• _PROBLEM REQUIREMENTS_:
Locate every line in the material below that has the word "content". Copy each of those lines.

□ □ □ □ □ □ □

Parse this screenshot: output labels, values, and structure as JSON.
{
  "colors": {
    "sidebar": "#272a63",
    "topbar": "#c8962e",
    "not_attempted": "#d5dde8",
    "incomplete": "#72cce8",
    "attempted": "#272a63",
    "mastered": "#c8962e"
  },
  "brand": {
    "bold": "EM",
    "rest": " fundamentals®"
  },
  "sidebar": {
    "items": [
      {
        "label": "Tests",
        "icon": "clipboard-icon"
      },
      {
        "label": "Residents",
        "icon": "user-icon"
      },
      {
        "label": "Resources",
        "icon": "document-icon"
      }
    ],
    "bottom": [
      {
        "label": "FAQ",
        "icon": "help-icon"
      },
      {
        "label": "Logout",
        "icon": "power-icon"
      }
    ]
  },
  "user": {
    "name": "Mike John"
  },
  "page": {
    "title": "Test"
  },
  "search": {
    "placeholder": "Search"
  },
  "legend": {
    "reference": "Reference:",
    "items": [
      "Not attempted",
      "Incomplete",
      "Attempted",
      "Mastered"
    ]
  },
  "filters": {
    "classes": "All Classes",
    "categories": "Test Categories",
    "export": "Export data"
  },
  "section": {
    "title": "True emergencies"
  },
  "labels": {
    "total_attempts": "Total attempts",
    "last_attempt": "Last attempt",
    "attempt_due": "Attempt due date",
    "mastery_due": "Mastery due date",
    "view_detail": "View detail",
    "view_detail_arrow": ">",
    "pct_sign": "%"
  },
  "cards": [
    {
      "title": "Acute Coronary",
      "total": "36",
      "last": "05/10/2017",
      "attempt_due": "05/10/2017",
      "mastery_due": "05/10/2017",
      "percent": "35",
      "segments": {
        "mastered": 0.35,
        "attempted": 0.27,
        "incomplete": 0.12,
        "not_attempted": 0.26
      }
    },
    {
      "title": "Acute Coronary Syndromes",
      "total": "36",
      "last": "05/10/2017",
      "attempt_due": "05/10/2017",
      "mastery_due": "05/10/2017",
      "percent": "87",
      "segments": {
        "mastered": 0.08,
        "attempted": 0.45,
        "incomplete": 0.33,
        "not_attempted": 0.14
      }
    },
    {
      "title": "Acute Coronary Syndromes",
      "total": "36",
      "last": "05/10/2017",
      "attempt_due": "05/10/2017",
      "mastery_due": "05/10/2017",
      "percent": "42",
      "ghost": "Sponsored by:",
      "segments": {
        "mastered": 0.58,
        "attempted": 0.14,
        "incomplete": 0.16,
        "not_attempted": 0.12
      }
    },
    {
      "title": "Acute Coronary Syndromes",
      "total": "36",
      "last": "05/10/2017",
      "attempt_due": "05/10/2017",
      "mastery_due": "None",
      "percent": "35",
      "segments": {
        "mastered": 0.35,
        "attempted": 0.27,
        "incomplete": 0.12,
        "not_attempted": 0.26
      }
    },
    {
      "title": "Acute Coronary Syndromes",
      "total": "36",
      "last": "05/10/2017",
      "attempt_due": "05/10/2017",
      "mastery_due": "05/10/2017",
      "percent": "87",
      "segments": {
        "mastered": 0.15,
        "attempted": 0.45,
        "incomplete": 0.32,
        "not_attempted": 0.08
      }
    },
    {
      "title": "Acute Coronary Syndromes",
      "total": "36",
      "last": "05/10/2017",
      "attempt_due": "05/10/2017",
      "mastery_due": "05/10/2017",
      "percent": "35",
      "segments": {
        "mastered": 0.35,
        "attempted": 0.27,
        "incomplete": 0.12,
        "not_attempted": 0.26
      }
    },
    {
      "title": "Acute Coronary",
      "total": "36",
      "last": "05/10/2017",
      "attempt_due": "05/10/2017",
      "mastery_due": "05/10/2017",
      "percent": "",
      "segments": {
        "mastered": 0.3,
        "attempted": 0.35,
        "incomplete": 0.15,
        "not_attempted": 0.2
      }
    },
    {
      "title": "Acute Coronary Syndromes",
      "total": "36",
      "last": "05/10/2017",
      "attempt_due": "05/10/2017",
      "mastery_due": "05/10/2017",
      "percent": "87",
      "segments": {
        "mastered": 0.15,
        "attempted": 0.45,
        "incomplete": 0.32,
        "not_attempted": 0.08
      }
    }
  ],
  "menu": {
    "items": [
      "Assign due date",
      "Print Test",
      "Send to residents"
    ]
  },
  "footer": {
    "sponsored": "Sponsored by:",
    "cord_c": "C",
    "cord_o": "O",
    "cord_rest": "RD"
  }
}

□ □ □ □ □ □ □

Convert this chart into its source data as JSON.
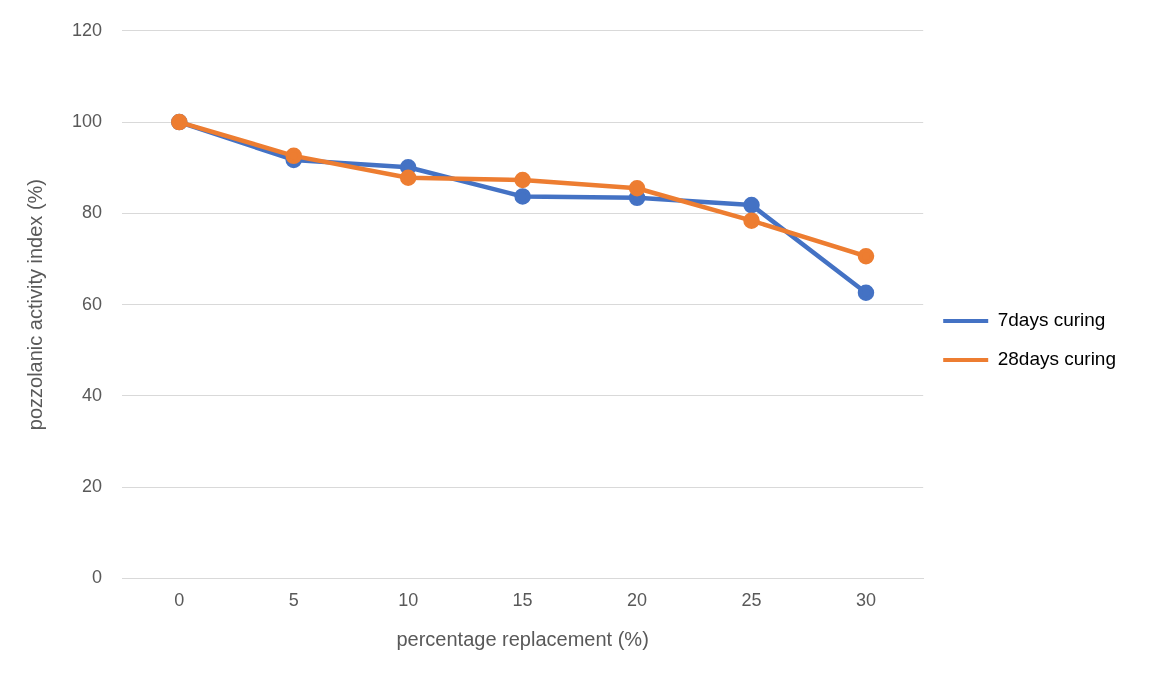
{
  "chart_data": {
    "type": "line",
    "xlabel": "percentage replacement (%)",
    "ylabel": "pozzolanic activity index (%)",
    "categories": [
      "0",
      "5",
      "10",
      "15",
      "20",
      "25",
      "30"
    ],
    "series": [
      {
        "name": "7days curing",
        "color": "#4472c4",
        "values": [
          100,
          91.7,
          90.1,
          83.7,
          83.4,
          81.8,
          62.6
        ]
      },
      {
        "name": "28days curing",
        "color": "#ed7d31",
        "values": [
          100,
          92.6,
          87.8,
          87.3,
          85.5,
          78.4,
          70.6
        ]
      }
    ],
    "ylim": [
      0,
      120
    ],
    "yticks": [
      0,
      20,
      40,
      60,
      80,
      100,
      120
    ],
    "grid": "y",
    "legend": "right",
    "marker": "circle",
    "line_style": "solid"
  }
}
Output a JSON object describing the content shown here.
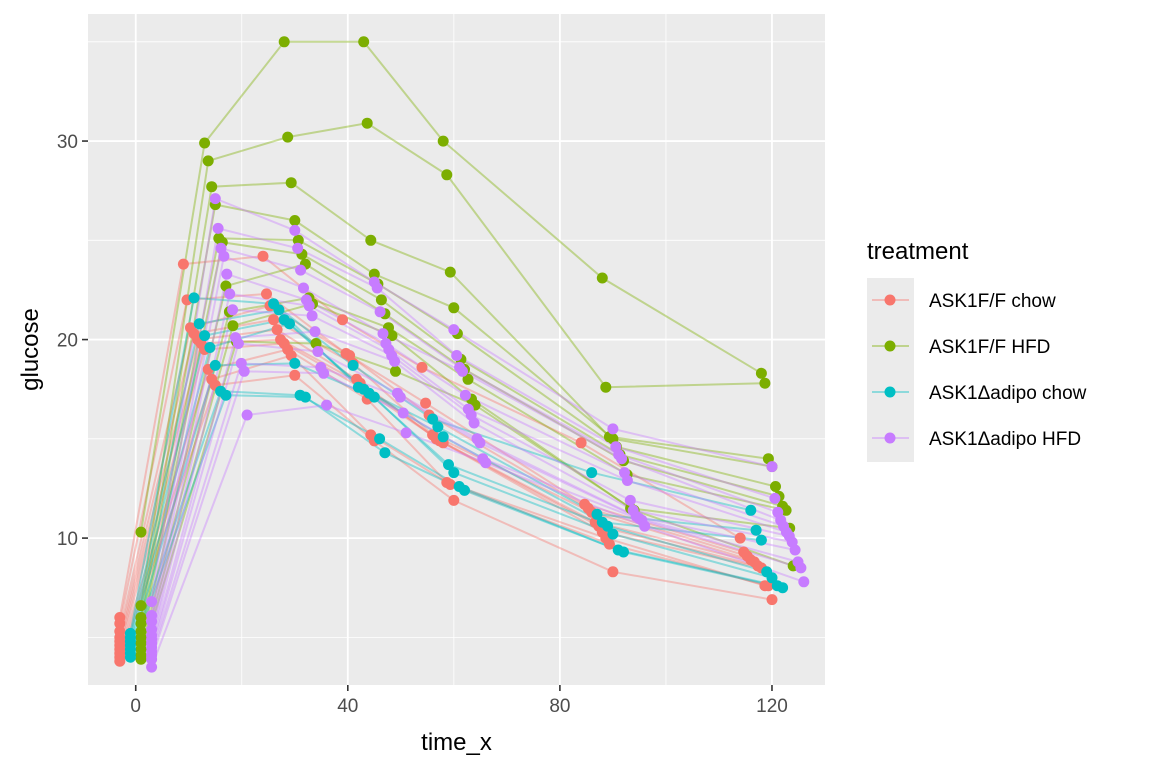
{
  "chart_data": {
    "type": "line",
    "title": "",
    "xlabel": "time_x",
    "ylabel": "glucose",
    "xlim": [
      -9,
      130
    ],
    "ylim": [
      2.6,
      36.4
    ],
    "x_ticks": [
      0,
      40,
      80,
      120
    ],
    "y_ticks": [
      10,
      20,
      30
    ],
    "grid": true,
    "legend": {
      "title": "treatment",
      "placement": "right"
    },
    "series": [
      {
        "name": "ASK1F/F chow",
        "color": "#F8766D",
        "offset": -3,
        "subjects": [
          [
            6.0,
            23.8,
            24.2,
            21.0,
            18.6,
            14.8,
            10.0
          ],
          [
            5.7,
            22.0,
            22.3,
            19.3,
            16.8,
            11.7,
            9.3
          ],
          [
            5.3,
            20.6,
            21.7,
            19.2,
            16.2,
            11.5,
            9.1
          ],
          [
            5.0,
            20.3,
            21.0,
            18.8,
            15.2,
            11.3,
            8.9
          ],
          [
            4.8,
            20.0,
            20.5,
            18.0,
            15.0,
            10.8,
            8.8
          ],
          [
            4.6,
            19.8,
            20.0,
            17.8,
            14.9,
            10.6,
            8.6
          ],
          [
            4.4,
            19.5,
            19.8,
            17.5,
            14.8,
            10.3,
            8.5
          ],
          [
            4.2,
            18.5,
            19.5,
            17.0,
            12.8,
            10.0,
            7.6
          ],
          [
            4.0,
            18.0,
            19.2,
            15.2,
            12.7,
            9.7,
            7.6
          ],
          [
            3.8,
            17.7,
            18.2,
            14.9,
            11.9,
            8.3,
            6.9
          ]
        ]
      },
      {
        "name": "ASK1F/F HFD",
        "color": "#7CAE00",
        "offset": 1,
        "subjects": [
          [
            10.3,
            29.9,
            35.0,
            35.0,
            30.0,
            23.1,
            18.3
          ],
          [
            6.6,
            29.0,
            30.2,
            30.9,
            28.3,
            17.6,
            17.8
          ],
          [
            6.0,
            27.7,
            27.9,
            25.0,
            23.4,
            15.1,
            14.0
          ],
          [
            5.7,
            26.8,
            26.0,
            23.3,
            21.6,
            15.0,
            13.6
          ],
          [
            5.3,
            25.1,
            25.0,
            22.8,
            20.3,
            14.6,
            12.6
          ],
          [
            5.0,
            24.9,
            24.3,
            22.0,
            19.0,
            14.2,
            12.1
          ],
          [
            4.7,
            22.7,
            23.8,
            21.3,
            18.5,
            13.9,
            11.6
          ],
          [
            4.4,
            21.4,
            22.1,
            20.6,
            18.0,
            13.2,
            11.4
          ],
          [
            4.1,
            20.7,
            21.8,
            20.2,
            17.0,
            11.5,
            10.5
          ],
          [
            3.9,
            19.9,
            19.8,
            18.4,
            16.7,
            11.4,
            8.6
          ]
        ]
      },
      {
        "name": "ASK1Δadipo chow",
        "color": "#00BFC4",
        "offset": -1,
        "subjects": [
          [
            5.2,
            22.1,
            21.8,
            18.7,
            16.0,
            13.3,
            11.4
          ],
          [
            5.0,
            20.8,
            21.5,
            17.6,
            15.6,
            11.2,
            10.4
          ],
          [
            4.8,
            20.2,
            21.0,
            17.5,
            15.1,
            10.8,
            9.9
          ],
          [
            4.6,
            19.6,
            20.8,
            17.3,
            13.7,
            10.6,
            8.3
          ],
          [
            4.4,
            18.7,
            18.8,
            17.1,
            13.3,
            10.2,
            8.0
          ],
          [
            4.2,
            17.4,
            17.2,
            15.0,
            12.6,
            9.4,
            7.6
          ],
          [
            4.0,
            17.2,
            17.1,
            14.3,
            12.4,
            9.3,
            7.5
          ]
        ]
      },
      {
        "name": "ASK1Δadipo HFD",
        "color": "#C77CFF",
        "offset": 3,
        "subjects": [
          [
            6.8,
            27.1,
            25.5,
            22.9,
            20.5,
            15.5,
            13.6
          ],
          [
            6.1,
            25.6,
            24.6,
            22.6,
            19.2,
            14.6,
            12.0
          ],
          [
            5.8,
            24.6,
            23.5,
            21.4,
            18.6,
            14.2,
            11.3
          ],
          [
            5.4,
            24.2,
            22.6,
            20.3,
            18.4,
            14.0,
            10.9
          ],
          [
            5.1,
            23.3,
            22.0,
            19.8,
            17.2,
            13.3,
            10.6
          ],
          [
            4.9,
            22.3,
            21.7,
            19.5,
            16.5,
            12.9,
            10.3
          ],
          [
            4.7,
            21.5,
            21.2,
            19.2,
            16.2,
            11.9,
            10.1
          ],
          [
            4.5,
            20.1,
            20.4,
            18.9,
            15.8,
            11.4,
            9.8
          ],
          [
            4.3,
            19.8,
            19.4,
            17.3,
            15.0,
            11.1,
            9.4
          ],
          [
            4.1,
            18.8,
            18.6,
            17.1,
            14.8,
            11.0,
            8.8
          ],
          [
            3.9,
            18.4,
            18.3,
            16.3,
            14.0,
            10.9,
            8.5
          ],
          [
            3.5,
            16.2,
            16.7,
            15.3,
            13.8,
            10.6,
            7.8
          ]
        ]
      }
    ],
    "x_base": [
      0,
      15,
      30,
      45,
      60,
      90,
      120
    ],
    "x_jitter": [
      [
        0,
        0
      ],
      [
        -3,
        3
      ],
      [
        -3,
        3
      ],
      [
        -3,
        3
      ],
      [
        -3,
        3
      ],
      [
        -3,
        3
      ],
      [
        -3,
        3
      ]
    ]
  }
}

□ □ □ □ □ □ □

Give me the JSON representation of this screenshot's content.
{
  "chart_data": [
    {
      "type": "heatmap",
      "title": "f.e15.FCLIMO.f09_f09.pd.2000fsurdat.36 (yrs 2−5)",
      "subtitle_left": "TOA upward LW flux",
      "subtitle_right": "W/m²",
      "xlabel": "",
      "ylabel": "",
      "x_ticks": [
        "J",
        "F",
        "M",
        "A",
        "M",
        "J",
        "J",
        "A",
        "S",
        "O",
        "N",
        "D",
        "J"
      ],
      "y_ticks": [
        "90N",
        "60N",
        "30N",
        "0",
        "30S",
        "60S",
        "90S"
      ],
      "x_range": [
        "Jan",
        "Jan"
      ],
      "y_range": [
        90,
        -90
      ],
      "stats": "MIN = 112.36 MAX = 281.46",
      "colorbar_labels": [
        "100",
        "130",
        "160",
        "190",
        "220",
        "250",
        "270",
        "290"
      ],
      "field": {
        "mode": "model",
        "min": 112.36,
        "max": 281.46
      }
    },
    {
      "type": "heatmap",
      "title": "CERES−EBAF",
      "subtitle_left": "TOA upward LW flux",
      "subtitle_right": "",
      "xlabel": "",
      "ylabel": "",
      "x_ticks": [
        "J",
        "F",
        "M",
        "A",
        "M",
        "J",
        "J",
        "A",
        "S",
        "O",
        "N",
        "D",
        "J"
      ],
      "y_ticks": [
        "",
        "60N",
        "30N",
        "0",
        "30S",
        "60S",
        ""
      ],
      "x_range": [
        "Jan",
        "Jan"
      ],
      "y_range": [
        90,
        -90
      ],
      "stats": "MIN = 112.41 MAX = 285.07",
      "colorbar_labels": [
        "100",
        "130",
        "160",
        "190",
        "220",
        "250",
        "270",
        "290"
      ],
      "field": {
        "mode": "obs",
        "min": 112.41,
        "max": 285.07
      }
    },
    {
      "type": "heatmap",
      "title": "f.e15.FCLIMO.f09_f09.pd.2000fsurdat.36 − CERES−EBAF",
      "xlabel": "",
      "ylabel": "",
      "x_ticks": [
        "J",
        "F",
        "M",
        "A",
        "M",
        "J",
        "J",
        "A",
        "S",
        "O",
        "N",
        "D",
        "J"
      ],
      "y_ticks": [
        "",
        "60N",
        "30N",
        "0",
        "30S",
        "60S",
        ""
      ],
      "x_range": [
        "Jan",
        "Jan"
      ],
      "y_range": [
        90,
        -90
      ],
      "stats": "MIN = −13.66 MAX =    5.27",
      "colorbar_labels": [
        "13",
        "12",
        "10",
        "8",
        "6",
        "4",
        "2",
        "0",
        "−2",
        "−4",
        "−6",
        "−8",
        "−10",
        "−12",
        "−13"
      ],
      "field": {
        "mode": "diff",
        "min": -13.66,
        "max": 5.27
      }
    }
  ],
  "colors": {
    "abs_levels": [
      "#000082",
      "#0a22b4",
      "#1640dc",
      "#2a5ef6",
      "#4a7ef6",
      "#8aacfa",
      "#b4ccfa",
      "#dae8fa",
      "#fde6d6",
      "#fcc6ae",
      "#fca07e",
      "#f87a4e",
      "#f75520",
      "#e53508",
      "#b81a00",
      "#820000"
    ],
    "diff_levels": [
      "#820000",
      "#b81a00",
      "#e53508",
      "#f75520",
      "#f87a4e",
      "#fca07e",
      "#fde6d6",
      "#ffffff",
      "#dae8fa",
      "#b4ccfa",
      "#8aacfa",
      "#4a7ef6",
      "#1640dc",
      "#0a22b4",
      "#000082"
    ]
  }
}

□ □ □ □ □ □ □

• _OUTPUT_:
Output a JSON object describing the content shown here.
Give me the JSON representation of this screenshot's content.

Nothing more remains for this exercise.